*Work order*
Reproduce word for word the part of the passage on a father's dementia from "My mum coped" to "think I could.".

═══ Excerpted passage ═══

When dad returned home from the hospital, he understood the explanations that had been given to him by the medical profession. At the time neither he, nor us, had any idea about how the disease would progress. Mum and dad had been married for nearly fifty years and had always had a loving relationship built on mutual trust and respect. I can’t recall ever witnessing them having an argument. But gradually you could see that mum was doing that little bit more for dad and he was becoming that bit more reliant on her. You could tell that the balance of their relationship was changing.

I had always found in my own life, that during a crisis I coped better if I educated myself about the matter in hand. When I was diagnosed with cancer I selectively read many books on the subject and it helped me enormously during and after my treatment. It was no different with my father’s illness.

I learned, surprisingly, that dementia comes in different forms. Alzheimer’s is the most well-known but there are others, like multi-infarct dementia, which is what dad had. Instead of a gradual decline in his health, the illness progressed in a stepwise fashion which, to me anyway, was the cruellest blow of all. With each downward step dad seemed to have an awareness of what was happening, which was tragically the loss of that bright and alert mind of his.

My mum coped so well for so long. Like many carers she just got on with the job of looking after someone she loved. She never complained, although I’m sure there were times when she could easily have given up. But as the months went by and dad’s condition accelerated, the emotional and physical toll on my mother became increasingly obvious. Ultimately it became impossible for her to cope and decisions had to be made about the future. With the help of Social Services dad was accepted into a special unit for Elderly Mentally Infirm patients (EMI) in Lisnaskea. It was the most wonderful caring place where dad would receive both kindness and compassion in equal measure. The staff in any old people’s home has its work cut out for them and not everyone could do their job. I don’t think I could.

Dad was a genuinely good person all his life and even though he had a disease that affected his mind, he always remained considerate and polite. When I visited him, he would inevitably greet me with a smile and the staff would always remark on how kind and co-operative he was. The EMI unit itself was a clean, no-frills sort of place which, above all, was a completely safe environment for its residents. In my dad’s simple room with a bed, chair and a few personal items strewn about, I realised more and more how little material things really matter. It would have made not one button of difference had the surroundings been plush, extravagant and expensive. What mattered most was the compassion that painted the walls, not the decor.

═══ Entries provided ═══

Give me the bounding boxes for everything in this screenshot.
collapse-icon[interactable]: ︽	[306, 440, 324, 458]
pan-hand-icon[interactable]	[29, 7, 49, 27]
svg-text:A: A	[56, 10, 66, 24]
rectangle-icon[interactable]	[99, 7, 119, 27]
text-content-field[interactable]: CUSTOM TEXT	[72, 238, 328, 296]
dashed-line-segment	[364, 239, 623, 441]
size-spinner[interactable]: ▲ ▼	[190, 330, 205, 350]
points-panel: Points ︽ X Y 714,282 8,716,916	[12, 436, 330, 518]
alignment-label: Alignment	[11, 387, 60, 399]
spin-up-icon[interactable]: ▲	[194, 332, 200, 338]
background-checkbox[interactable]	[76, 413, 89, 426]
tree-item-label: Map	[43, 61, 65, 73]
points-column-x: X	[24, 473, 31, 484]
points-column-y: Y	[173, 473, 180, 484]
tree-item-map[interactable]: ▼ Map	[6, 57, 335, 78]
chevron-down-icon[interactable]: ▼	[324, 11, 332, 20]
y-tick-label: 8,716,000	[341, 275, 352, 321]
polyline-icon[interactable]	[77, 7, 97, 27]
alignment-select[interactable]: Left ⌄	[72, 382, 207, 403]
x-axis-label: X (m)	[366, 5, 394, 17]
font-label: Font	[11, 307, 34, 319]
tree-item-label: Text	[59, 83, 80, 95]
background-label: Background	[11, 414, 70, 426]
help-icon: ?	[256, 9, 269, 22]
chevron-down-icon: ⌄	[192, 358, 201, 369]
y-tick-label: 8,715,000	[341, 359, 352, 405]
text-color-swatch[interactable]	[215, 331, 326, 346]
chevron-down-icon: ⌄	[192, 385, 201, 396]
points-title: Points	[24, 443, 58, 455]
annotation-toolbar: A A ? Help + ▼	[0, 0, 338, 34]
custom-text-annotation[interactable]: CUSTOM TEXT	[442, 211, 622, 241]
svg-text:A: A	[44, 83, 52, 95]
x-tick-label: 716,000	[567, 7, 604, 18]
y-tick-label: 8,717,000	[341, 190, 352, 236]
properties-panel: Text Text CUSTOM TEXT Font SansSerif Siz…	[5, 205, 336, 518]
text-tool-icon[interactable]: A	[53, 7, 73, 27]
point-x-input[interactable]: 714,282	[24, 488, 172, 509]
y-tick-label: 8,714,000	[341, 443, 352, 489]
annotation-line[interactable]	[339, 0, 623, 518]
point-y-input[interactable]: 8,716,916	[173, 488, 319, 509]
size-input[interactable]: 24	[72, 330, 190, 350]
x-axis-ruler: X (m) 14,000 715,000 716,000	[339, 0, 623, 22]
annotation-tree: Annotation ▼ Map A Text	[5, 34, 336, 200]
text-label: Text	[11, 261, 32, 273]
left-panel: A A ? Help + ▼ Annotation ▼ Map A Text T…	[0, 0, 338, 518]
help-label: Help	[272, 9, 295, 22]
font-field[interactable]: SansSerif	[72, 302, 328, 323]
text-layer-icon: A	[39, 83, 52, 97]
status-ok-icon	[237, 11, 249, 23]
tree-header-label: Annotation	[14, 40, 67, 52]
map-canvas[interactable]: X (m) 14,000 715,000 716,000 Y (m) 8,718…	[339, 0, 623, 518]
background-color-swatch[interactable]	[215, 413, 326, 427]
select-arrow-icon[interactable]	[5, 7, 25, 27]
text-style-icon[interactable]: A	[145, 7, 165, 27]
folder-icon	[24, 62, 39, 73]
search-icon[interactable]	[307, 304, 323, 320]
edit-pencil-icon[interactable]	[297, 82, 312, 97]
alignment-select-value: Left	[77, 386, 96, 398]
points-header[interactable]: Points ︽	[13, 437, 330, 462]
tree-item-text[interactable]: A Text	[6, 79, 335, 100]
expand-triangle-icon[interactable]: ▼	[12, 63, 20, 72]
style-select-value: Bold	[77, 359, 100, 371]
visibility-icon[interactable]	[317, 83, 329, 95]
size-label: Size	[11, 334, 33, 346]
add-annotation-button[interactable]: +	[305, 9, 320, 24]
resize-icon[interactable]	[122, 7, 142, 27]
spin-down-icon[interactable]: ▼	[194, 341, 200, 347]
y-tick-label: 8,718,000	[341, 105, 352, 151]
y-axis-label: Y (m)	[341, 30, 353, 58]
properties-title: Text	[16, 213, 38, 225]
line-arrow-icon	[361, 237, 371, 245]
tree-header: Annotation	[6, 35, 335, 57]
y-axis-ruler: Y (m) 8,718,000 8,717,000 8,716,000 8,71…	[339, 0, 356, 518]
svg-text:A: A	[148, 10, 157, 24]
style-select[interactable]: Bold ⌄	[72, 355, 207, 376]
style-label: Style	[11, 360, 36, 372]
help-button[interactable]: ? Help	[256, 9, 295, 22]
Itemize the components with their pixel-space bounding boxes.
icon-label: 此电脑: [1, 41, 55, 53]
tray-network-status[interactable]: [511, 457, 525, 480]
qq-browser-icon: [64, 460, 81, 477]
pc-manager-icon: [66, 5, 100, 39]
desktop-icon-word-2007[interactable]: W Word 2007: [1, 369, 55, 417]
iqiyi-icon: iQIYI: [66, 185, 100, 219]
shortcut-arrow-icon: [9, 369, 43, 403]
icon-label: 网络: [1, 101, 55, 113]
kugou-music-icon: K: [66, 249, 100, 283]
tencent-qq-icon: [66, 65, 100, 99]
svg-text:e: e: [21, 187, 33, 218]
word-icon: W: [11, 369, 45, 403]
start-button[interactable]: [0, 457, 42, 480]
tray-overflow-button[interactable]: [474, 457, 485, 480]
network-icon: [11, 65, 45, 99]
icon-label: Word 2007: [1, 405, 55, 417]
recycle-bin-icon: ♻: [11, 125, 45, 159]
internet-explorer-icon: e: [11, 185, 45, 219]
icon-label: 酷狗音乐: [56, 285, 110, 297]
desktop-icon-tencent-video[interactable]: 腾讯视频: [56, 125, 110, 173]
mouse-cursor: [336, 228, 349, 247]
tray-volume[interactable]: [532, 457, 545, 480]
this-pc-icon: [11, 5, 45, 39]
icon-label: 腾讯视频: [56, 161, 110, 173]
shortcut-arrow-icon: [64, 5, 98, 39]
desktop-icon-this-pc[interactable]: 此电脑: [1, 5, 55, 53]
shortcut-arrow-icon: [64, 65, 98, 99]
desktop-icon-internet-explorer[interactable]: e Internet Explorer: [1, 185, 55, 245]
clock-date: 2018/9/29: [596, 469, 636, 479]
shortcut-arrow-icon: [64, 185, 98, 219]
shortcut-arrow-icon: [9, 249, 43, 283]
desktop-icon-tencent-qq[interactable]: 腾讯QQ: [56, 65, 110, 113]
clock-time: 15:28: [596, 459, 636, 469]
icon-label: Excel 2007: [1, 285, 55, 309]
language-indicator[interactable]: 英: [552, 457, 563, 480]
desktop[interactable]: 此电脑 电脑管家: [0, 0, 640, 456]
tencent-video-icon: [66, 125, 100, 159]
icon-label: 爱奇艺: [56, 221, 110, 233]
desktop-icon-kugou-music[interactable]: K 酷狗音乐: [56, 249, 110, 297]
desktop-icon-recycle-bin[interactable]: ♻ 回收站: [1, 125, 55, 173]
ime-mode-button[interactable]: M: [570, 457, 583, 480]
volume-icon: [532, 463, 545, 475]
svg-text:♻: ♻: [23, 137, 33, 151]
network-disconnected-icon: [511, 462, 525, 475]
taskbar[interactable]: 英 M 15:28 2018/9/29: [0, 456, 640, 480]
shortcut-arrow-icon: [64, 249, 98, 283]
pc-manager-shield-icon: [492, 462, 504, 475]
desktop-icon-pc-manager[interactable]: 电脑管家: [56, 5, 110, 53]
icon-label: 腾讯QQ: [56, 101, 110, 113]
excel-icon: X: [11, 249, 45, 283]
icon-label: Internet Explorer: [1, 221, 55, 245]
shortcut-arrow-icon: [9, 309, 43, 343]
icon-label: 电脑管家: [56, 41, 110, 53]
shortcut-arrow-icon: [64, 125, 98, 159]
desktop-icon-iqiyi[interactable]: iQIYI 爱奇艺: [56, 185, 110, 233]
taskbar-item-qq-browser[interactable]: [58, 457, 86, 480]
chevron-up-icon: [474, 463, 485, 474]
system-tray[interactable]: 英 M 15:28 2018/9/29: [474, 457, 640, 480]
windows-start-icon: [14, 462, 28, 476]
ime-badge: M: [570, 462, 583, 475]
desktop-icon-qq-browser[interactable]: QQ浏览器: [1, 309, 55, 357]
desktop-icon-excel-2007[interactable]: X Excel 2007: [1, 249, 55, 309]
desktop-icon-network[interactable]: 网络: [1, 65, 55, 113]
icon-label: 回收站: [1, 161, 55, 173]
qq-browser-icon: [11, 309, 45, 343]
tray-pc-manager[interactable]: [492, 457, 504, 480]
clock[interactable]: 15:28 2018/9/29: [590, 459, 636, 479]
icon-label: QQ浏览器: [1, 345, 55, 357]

═══

*Output for this exercise*
My mum coped so well for so long. Like many carers she just got on with the job of looking after someone she loved. She never complained, although I’m sure there were times when she could easily have given up. But as the months went by and dad’s condition accelerated, the emotional and physical toll on my mother became increasingly obvious. Ultimately it became impossible for her to cope and decisions had to be made about the future. With the help of Social Services dad was accepted into a special unit for Elderly Mentally Infirm patients (EMI) in Lisnaskea. It was the most wonderful caring place where dad would receive both kindness and compassion in equal measure. The staff in any old people’s home has its work cut out for them and not everyone could do their job. I don’t think I could.